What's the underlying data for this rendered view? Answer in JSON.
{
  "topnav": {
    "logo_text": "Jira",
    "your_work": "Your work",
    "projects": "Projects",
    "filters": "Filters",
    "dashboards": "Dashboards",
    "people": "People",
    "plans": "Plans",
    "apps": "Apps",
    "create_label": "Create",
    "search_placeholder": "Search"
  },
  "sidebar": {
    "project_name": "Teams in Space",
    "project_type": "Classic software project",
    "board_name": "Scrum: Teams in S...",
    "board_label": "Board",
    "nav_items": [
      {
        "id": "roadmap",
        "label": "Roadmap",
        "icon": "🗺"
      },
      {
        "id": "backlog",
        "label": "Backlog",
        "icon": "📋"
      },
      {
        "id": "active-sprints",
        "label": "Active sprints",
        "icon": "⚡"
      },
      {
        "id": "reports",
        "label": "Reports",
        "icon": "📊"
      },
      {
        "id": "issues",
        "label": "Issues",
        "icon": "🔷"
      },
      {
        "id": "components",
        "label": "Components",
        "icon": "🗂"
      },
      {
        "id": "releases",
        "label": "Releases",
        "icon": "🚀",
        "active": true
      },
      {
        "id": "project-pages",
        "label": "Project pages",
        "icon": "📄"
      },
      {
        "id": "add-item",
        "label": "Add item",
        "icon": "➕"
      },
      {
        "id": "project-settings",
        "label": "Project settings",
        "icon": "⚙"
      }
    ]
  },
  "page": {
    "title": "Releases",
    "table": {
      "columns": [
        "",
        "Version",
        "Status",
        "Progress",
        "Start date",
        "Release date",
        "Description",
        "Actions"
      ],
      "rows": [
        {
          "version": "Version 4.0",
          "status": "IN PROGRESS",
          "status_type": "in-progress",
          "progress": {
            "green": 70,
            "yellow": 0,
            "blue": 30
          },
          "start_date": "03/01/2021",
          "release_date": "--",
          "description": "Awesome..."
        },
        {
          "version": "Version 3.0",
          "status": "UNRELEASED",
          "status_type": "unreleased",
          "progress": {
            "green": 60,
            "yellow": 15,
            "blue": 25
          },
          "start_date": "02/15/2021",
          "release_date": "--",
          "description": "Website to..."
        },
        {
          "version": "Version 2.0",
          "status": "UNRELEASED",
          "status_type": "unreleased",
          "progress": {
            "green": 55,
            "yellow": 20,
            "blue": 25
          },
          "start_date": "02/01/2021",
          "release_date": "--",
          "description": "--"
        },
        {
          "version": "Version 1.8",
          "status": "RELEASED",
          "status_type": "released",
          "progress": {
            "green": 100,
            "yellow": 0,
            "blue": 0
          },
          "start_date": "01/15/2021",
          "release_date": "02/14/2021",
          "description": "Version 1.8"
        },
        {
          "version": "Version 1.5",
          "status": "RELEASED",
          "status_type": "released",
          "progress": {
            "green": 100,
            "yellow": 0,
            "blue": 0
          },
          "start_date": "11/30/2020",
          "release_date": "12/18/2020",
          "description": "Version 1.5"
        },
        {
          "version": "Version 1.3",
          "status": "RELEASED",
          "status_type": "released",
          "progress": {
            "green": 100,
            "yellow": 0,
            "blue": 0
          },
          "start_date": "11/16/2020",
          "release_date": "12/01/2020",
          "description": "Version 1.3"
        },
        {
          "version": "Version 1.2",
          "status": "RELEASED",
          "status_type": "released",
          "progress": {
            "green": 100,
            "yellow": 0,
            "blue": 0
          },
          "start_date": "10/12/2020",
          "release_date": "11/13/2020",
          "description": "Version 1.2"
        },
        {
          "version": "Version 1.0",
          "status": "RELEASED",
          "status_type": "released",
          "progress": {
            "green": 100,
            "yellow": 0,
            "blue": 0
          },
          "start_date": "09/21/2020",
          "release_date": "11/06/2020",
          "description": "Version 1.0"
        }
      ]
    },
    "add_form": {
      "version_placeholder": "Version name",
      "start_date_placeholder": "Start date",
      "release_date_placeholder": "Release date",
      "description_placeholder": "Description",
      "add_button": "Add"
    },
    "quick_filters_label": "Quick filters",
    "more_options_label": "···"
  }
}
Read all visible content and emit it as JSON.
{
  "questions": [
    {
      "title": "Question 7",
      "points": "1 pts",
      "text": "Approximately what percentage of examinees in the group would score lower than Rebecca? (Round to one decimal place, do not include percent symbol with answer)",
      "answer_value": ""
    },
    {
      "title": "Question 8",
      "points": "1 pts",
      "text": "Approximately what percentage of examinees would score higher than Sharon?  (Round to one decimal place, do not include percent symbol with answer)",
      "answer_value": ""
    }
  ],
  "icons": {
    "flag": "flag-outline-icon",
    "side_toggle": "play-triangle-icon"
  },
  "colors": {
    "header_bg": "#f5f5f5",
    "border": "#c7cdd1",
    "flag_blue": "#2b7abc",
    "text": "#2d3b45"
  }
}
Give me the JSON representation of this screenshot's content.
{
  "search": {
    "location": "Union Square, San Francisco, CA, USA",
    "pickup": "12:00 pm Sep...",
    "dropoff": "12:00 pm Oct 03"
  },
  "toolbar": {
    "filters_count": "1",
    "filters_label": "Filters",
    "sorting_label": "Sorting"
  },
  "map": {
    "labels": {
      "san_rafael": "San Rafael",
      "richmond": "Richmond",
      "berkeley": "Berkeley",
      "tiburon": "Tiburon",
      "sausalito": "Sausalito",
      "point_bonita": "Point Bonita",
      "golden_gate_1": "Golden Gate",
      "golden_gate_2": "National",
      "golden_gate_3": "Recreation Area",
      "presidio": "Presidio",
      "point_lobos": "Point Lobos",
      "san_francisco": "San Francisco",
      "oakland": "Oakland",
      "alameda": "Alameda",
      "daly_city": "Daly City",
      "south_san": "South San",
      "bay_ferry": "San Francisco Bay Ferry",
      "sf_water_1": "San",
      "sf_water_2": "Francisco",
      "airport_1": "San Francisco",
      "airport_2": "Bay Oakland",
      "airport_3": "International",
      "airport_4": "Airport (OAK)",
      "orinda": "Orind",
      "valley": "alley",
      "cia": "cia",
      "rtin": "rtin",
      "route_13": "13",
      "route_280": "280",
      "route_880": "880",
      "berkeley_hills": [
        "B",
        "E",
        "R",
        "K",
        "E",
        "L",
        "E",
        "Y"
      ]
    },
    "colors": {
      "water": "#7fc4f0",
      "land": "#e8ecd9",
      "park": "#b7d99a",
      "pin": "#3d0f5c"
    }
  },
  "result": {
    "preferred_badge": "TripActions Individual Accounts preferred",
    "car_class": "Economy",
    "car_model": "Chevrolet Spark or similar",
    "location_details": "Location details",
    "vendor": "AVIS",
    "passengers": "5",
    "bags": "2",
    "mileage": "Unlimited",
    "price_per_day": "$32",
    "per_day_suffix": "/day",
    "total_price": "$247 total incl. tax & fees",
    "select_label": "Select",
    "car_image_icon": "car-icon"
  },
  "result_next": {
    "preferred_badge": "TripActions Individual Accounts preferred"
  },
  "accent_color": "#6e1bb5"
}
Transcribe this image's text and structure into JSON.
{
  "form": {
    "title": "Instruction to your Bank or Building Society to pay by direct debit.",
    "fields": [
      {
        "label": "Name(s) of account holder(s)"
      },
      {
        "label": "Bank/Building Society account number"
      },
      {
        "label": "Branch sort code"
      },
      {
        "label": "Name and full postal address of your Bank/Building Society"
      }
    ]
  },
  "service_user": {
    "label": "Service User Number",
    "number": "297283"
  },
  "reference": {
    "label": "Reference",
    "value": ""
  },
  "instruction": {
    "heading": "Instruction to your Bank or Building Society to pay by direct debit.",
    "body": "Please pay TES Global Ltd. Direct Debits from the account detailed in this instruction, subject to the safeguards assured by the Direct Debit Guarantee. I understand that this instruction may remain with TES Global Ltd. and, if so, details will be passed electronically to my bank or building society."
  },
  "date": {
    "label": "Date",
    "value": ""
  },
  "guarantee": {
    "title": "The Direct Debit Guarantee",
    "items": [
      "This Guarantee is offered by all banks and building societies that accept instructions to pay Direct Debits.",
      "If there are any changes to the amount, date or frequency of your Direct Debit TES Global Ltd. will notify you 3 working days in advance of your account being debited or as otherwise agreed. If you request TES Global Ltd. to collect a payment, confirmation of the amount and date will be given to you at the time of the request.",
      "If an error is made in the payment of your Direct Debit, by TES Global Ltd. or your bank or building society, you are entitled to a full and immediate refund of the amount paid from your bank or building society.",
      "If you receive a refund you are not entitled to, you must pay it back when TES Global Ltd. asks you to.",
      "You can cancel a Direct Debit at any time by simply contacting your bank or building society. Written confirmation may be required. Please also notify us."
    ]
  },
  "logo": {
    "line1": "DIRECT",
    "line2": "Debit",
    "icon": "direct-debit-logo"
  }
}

#####

* INSTRUCTIONS TO FOLLOW:
List all lines in the material containing the string "time".

* REPLY:
      "If there are any changes to the amount, date or frequency of your Direct Debit TES Global Ltd. will notify you 3 working days in advance of your account being debited or as otherwise agreed. If you request TES Global Ltd. to collect a payment, confirmation of the amount and date will be given to you at the time of the request.",
      "You can cancel a Direct Debit at any time by simply contacting your bank or building society. Written confirmation may be required. Please also notify us."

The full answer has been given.